++++ Provided data
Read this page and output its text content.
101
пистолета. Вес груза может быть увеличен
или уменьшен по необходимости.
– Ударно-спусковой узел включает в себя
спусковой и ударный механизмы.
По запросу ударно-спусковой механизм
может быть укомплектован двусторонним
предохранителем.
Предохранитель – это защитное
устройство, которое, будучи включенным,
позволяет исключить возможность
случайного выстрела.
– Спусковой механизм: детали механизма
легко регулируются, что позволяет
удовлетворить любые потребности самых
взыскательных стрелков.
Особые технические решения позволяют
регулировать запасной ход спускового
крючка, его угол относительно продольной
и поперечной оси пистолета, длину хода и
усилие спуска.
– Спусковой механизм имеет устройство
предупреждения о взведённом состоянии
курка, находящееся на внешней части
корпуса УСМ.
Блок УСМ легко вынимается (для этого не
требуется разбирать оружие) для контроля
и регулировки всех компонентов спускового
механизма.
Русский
++++++++
**Exercise requirements:** Return all the data exactly as given.

**Response below:**
Read this page and output its text content.
101
пистолета. Вес груза может быть увеличен
или уменьшен по необходимости.
– Ударно-спусковой узел включает в себя
спусковой и ударный механизмы.
По запросу ударно-спусковой механизм
может быть укомплектован двусторонним
предохранителем.
Предохранитель – это защитное
устройство, которое, будучи включенным,
позволяет исключить возможность
случайного выстрела.
– Спусковой механизм: детали механизма
легко регулируются, что позволяет
удовлетворить любые потребности самых
взыскательных стрелков.
Особые технические решения позволяют
регулировать запасной ход спускового
крючка, его угол относительно продольной
и поперечной оси пистолета, длину хода и
усилие спуска.
– Спусковой механизм имеет устройство
предупреждения о взведённом состоянии
курка, находящееся на внешней части
корпуса УСМ.
Блок УСМ легко вынимается (для этого не
требуется разбирать оружие) для контроля
и регулировки всех компонентов спускового
механизма.
Русский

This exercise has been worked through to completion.